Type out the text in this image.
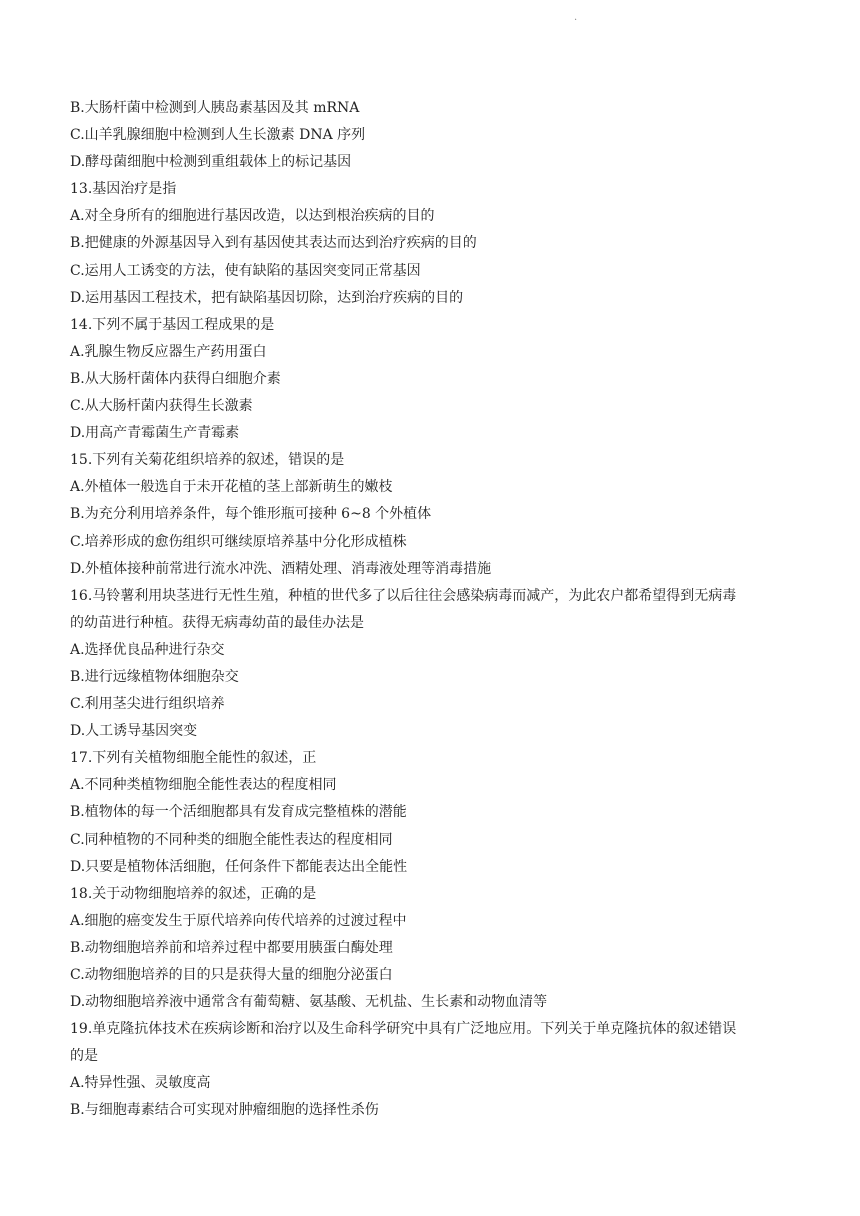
.
B.大肠杆菌中检测到人胰岛素基因及其 mRNA
C.山羊乳腺细胞中检测到人生长激素 DNA 序列
D.酵母菌细胞中检测到重组载体上的标记基因
13.基因治疗是指
A.对全身所有的细胞进行基因改造，以达到根治疾病的目的
B.把健康的外源基因导入到有基因使其表达而达到治疗疾病的目的
C.运用人工诱变的方法，使有缺陷的基因突变同正常基因
D.运用基因工程技术，把有缺陷基因切除，达到治疗疾病的目的
14.下列不属于基因工程成果的是
A.乳腺生物反应器生产药用蛋白
B.从大肠杆菌体内获得白细胞介素
C.从大肠杆菌内获得生长激素
D.用高产青霉菌生产青霉素
15.下列有关菊花组织培养的叙述，错误的是
A.外植体一般选自于未开花植的茎上部新萌生的嫩枝
B.为充分利用培养条件，每个锥形瓶可接种 6~8 个外植体
C.培养形成的愈伤组织可继续原培养基中分化形成植株
D.外植体接种前常进行流水冲洗、酒精处理、消毒液处理等消毒措施
16.马铃薯利用块茎进行无性生殖，种植的世代多了以后往往会感染病毒而减产，为此农户都希望得到无病毒
的幼苗进行种植。获得无病毒幼苗的最佳办法是
A.选择优良品种进行杂交
B.进行远缘植物体细胞杂交
C.利用茎尖进行组织培养
D.人工诱导基因突变
17.下列有关植物细胞全能性的叙述，正
A.不同种类植物细胞全能性表达的程度相同
B.植物体的每一个活细胞都具有发育成完整植株的潜能
C.同种植物的不同种类的细胞全能性表达的程度相同
D.只要是植物体活细胞，任何条件下都能表达出全能性
18.关于动物细胞培养的叙述，正确的是
A.细胞的癌变发生于原代培养向传代培养的过渡过程中
B.动物细胞培养前和培养过程中都要用胰蛋白酶处理
C.动物细胞培养的目的只是获得大量的细胞分泌蛋白
D.动物细胞培养液中通常含有葡萄糖、氨基酸、无机盐、生长素和动物血清等
19.单克隆抗体技术在疾病诊断和治疗以及生命科学研究中具有广泛地应用。下列关于单克隆抗体的叙述错误
的是
A.特异性强、灵敏度高
B.与细胞毒素结合可实现对肿瘤细胞的选择性杀伤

— WHAT TO DO —
Output, exactly, all the records above; include no pictures.

— RESPONSE AREA —
Type out the text in this image.
.
B.大肠杆菌中检测到人胰岛素基因及其 mRNA
C.山羊乳腺细胞中检测到人生长激素 DNA 序列
D.酵母菌细胞中检测到重组载体上的标记基因
13.基因治疗是指
A.对全身所有的细胞进行基因改造，以达到根治疾病的目的
B.把健康的外源基因导入到有基因使其表达而达到治疗疾病的目的
C.运用人工诱变的方法，使有缺陷的基因突变同正常基因
D.运用基因工程技术，把有缺陷基因切除，达到治疗疾病的目的
14.下列不属于基因工程成果的是
A.乳腺生物反应器生产药用蛋白
B.从大肠杆菌体内获得白细胞介素
C.从大肠杆菌内获得生长激素
D.用高产青霉菌生产青霉素
15.下列有关菊花组织培养的叙述，错误的是
A.外植体一般选自于未开花植的茎上部新萌生的嫩枝
B.为充分利用培养条件，每个锥形瓶可接种 6~8 个外植体
C.培养形成的愈伤组织可继续原培养基中分化形成植株
D.外植体接种前常进行流水冲洗、酒精处理、消毒液处理等消毒措施
16.马铃薯利用块茎进行无性生殖，种植的世代多了以后往往会感染病毒而减产，为此农户都希望得到无病毒
的幼苗进行种植。获得无病毒幼苗的最佳办法是
A.选择优良品种进行杂交
B.进行远缘植物体细胞杂交
C.利用茎尖进行组织培养
D.人工诱导基因突变
17.下列有关植物细胞全能性的叙述，正
A.不同种类植物细胞全能性表达的程度相同
B.植物体的每一个活细胞都具有发育成完整植株的潜能
C.同种植物的不同种类的细胞全能性表达的程度相同
D.只要是植物体活细胞，任何条件下都能表达出全能性
18.关于动物细胞培养的叙述，正确的是
A.细胞的癌变发生于原代培养向传代培养的过渡过程中
B.动物细胞培养前和培养过程中都要用胰蛋白酶处理
C.动物细胞培养的目的只是获得大量的细胞分泌蛋白
D.动物细胞培养液中通常含有葡萄糖、氨基酸、无机盐、生长素和动物血清等
19.单克隆抗体技术在疾病诊断和治疗以及生命科学研究中具有广泛地应用。下列关于单克隆抗体的叙述错误
的是
A.特异性强、灵敏度高
B.与细胞毒素结合可实现对肿瘤细胞的选择性杀伤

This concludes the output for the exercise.